* TO BE DONE:
From the listing below, extract each entry exactly as written, minus the images.

* GIVEN RECORDS:
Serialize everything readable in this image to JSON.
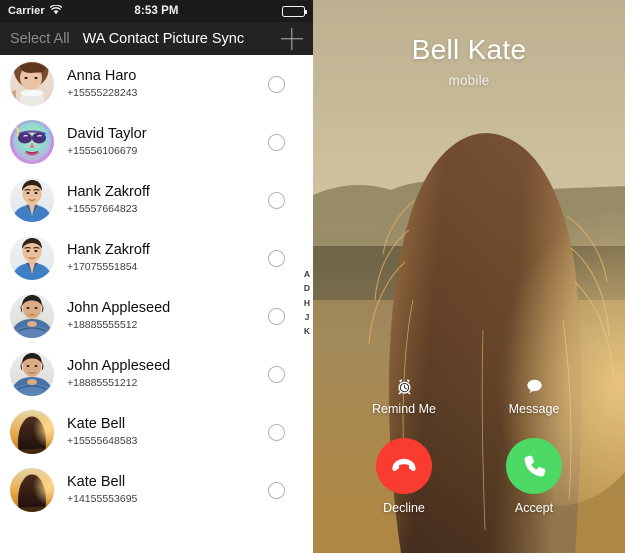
{
  "left_pane": {
    "status_bar": {
      "carrier": "Carrier",
      "wifi_icon": "wifi-icon",
      "time": "8:53 PM",
      "battery_icon": "battery-icon"
    },
    "nav_bar": {
      "select_all_label": "Select All",
      "title": "WA Contact Picture Sync",
      "add_icon": "plus-icon"
    },
    "contacts": [
      {
        "name": "Anna Haro",
        "phone": "+15555228243",
        "avatar": "woman-with-cup",
        "selected": false
      },
      {
        "name": "David Taylor",
        "phone": "+15556106679",
        "avatar": "colorful-sunglasses",
        "selected": false
      },
      {
        "name": "Hank Zakroff",
        "phone": "+15557664823",
        "avatar": "man-blue-shirt",
        "selected": false
      },
      {
        "name": "Hank Zakroff",
        "phone": "+17075551854",
        "avatar": "man-blue-shirt",
        "selected": false
      },
      {
        "name": "John Appleseed",
        "phone": "+18885555512",
        "avatar": "man-arms-crossed",
        "selected": false
      },
      {
        "name": "John Appleseed",
        "phone": "+18885551212",
        "avatar": "man-arms-crossed",
        "selected": false
      },
      {
        "name": "Kate Bell",
        "phone": "+15555648583",
        "avatar": "woman-sunset-hair",
        "selected": false
      },
      {
        "name": "Kate Bell",
        "phone": "+14155553695",
        "avatar": "woman-sunset-hair",
        "selected": false
      }
    ],
    "alphabet_index": [
      "A",
      "D",
      "H",
      "J",
      "K"
    ]
  },
  "right_pane": {
    "caller_name": "Bell Kate",
    "caller_label": "mobile",
    "actions": {
      "remind_me": {
        "label": "Remind Me",
        "icon": "alarm-clock-icon"
      },
      "message": {
        "label": "Message",
        "icon": "speech-bubble-icon"
      },
      "decline": {
        "label": "Decline",
        "icon": "phone-down-icon",
        "color": "#F93B30"
      },
      "accept": {
        "label": "Accept",
        "icon": "phone-icon",
        "color": "#4CD964"
      }
    }
  },
  "colors": {
    "status_bar_bg": "#1b1b1b",
    "nav_bar_bg": "#232323",
    "nav_title": "#ffffff",
    "nav_select_all": "#8b8b8b",
    "list_bg": "#ffffff",
    "contact_name": "#0d0d0d",
    "contact_phone": "#3d3d3d",
    "checkbox_border": "#b3b3b3",
    "decline_red": "#F93B30",
    "accept_green": "#4CD964"
  }
}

* THE RESULT:
Serialize everything readable in this image to JSON.
{
  "left_pane": {
    "status_bar": {
      "carrier": "Carrier",
      "wifi_icon": "wifi-icon",
      "time": "8:53 PM",
      "battery_icon": "battery-icon"
    },
    "nav_bar": {
      "select_all_label": "Select All",
      "title": "WA Contact Picture Sync",
      "add_icon": "plus-icon"
    },
    "contacts": [
      {
        "name": "Anna Haro",
        "phone": "+15555228243",
        "avatar": "woman-with-cup",
        "selected": false
      },
      {
        "name": "David Taylor",
        "phone": "+15556106679",
        "avatar": "colorful-sunglasses",
        "selected": false
      },
      {
        "name": "Hank Zakroff",
        "phone": "+15557664823",
        "avatar": "man-blue-shirt",
        "selected": false
      },
      {
        "name": "Hank Zakroff",
        "phone": "+17075551854",
        "avatar": "man-blue-shirt",
        "selected": false
      },
      {
        "name": "John Appleseed",
        "phone": "+18885555512",
        "avatar": "man-arms-crossed",
        "selected": false
      },
      {
        "name": "John Appleseed",
        "phone": "+18885551212",
        "avatar": "man-arms-crossed",
        "selected": false
      },
      {
        "name": "Kate Bell",
        "phone": "+15555648583",
        "avatar": "woman-sunset-hair",
        "selected": false
      },
      {
        "name": "Kate Bell",
        "phone": "+14155553695",
        "avatar": "woman-sunset-hair",
        "selected": false
      }
    ],
    "alphabet_index": [
      "A",
      "D",
      "H",
      "J",
      "K"
    ]
  },
  "right_pane": {
    "caller_name": "Bell Kate",
    "caller_label": "mobile",
    "actions": {
      "remind_me": {
        "label": "Remind Me",
        "icon": "alarm-clock-icon"
      },
      "message": {
        "label": "Message",
        "icon": "speech-bubble-icon"
      },
      "decline": {
        "label": "Decline",
        "icon": "phone-down-icon",
        "color": "#F93B30"
      },
      "accept": {
        "label": "Accept",
        "icon": "phone-icon",
        "color": "#4CD964"
      }
    }
  },
  "colors": {
    "status_bar_bg": "#1b1b1b",
    "nav_bar_bg": "#232323",
    "nav_title": "#ffffff",
    "nav_select_all": "#8b8b8b",
    "list_bg": "#ffffff",
    "contact_name": "#0d0d0d",
    "contact_phone": "#3d3d3d",
    "checkbox_border": "#b3b3b3",
    "decline_red": "#F93B30",
    "accept_green": "#4CD964"
  }
}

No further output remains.